Goal of the exercise
Identify each line in the records below that contains the word "その通り", and copy it.

[Items listed in a dataset]
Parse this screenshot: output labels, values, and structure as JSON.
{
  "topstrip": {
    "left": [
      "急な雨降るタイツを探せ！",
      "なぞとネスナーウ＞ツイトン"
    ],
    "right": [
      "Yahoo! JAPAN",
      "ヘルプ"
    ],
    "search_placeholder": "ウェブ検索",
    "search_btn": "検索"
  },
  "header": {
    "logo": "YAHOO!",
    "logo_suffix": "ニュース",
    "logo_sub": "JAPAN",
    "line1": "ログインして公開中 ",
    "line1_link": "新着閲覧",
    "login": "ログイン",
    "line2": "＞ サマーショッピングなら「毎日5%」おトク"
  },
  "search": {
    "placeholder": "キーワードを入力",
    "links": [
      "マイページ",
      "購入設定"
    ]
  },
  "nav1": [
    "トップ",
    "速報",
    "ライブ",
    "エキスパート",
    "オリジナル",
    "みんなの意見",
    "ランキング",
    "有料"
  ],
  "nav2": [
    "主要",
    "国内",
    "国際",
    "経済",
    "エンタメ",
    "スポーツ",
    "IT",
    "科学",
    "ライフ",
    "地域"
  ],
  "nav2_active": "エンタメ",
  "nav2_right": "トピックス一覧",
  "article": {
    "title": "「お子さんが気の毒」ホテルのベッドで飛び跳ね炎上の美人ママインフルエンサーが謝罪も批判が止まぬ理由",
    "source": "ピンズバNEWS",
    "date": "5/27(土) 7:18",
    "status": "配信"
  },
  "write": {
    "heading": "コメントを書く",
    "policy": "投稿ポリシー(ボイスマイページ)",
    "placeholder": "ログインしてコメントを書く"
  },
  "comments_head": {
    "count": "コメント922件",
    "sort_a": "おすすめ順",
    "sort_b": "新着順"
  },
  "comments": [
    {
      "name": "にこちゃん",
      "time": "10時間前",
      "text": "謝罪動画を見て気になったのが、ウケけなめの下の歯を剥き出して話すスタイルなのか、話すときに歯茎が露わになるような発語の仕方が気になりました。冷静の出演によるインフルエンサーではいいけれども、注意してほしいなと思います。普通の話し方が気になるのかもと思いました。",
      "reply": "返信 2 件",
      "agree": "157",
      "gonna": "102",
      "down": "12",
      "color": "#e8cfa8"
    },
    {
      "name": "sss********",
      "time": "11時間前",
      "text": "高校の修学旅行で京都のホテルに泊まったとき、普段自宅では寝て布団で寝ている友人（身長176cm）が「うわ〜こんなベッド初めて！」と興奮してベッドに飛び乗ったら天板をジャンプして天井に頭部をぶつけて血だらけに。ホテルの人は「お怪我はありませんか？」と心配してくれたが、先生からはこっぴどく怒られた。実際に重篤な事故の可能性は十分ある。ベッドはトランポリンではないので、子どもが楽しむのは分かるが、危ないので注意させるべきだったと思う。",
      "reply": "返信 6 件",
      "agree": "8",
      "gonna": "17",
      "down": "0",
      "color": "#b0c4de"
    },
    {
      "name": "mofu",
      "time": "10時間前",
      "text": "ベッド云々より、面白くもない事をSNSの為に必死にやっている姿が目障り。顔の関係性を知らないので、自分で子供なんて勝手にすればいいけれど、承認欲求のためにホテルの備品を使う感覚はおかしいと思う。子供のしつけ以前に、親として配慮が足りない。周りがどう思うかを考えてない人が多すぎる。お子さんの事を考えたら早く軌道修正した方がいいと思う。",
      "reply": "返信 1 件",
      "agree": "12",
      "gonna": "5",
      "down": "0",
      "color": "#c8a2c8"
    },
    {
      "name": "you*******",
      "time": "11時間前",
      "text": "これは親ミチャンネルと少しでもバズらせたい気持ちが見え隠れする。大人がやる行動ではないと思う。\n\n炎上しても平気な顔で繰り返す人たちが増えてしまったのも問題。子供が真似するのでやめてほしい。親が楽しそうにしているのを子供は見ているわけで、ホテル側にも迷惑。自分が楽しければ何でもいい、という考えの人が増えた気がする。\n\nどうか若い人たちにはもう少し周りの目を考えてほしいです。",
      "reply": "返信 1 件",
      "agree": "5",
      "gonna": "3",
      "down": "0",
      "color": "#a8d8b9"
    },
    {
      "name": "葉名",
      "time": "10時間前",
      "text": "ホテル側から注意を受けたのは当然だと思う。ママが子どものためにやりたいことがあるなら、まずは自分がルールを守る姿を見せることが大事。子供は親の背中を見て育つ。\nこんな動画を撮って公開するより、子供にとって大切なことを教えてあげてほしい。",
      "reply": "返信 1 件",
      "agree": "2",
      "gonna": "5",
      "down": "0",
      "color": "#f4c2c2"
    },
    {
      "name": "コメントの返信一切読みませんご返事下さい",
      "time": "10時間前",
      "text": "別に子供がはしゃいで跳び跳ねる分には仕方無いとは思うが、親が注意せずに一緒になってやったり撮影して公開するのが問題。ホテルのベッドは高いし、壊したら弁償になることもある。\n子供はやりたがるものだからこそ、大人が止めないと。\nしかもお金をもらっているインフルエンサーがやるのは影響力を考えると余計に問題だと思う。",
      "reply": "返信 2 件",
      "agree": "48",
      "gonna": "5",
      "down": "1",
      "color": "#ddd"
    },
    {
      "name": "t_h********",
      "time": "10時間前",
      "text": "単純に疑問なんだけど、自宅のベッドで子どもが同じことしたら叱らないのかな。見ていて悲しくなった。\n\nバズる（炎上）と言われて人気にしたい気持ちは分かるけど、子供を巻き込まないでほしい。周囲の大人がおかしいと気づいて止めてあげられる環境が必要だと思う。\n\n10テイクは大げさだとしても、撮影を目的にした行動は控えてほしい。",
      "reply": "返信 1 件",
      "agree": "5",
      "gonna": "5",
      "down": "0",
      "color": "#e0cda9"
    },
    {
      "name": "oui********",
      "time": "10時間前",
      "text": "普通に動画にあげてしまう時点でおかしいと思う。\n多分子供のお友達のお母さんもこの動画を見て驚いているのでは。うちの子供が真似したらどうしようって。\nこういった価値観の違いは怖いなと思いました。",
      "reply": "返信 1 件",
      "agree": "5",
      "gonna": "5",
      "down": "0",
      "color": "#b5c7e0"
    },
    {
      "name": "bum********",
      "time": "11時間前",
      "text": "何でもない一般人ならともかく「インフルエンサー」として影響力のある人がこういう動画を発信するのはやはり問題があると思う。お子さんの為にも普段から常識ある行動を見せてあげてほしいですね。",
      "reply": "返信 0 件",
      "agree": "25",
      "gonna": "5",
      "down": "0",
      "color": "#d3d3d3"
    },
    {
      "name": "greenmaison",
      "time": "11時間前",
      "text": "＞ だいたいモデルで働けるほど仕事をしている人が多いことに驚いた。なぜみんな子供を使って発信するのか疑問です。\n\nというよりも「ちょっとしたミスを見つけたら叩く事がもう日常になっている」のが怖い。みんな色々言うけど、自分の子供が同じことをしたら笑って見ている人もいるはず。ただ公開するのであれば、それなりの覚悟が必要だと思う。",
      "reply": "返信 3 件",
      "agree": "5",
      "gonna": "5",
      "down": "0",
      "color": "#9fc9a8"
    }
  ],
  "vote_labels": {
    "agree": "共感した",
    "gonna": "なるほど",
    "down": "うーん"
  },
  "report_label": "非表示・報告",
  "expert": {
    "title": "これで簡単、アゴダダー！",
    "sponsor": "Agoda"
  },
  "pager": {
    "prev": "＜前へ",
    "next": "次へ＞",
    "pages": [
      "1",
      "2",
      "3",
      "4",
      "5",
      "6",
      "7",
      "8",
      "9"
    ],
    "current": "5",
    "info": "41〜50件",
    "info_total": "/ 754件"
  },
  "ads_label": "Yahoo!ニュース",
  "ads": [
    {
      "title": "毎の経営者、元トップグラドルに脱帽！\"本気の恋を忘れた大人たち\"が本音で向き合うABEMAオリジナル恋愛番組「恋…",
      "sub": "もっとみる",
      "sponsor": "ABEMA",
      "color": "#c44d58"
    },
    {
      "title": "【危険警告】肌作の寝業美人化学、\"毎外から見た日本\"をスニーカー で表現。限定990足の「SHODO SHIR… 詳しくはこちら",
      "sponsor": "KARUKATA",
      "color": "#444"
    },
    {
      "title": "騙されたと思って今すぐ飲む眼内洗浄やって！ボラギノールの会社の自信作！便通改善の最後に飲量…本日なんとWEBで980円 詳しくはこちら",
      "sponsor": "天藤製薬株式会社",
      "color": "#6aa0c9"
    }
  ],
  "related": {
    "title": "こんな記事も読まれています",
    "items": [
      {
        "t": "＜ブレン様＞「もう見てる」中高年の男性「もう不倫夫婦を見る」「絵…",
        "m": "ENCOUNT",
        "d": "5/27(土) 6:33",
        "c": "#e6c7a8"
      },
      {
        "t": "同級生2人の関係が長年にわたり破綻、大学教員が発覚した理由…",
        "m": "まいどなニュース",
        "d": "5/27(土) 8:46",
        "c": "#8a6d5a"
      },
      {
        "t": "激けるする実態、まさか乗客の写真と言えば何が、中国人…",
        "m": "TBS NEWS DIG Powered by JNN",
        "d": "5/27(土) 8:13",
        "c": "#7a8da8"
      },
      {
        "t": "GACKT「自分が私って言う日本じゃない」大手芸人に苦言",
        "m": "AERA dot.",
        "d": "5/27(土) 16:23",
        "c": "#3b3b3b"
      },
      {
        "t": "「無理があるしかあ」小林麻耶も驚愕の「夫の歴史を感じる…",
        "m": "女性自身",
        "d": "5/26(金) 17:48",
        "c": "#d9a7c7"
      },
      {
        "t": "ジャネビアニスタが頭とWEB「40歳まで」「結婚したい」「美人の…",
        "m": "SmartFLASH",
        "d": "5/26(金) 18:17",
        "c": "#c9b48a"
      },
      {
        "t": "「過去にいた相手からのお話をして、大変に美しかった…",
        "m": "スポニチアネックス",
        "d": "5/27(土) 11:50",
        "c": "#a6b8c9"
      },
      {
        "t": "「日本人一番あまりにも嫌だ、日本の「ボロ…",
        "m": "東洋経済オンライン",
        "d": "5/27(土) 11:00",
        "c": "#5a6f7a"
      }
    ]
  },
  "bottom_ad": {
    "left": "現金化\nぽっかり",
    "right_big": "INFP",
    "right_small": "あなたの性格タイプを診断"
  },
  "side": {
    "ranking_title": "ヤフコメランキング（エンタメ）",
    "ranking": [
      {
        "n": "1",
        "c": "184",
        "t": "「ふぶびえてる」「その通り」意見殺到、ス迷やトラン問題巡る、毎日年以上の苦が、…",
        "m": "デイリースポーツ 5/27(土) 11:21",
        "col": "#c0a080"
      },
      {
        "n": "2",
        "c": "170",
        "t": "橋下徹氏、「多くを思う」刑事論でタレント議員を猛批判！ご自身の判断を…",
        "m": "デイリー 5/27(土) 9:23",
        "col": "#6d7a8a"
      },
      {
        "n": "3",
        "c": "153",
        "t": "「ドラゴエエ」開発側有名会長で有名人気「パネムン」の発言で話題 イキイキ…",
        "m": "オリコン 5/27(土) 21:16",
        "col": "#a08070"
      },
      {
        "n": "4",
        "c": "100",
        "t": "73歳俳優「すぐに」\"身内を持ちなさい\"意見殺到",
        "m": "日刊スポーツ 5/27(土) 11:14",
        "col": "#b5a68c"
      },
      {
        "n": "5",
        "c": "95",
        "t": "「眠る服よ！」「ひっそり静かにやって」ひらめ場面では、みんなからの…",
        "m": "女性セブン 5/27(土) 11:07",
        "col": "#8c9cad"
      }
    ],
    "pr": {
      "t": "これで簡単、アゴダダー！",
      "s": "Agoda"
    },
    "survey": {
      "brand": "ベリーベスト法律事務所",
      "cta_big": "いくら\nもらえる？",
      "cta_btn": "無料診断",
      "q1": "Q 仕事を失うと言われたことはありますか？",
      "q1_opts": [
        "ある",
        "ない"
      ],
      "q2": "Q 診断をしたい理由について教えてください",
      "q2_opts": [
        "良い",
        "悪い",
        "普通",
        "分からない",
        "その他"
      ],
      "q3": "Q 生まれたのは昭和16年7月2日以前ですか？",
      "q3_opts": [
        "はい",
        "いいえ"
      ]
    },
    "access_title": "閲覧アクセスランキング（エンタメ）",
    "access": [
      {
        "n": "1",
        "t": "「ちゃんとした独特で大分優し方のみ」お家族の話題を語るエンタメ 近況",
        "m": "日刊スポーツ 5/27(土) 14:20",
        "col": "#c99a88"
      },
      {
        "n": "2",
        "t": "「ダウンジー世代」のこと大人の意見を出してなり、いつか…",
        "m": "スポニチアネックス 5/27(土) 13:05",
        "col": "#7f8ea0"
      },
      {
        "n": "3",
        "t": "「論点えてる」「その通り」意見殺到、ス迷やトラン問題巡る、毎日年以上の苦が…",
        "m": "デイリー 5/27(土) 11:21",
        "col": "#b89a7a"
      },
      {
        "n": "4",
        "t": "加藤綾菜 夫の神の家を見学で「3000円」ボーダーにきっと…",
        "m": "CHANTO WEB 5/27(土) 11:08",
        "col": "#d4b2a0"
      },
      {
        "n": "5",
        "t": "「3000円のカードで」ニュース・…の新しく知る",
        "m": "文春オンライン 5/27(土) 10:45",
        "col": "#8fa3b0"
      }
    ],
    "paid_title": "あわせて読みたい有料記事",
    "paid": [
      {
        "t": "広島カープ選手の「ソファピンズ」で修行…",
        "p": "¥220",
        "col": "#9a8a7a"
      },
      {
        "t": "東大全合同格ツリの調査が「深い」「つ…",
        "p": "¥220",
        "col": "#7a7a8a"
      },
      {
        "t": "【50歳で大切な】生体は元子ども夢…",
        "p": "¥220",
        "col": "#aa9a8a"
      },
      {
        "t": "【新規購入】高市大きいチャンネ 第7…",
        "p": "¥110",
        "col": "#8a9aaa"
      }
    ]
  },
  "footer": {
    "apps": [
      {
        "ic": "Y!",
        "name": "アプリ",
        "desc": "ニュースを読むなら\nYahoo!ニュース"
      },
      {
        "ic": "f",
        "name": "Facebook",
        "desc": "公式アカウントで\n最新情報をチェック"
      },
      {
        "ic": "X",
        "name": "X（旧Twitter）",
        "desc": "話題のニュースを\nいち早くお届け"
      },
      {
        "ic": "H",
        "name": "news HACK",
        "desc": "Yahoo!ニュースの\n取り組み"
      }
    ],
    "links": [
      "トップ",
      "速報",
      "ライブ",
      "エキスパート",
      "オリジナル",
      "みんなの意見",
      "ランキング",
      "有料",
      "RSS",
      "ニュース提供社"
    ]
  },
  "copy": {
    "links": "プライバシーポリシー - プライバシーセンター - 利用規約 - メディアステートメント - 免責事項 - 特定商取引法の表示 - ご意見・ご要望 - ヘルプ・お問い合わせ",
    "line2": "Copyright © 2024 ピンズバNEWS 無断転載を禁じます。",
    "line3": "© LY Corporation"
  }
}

Right answer
        "t": "「ふぶびえてる」「その通り」意見殺到、ス迷やトラン問題巡る、毎日年以上の苦が、…",
        "t": "「論点えてる」「その通り」意見殺到、ス迷やトラン問題巡る、毎日年以上の苦が…",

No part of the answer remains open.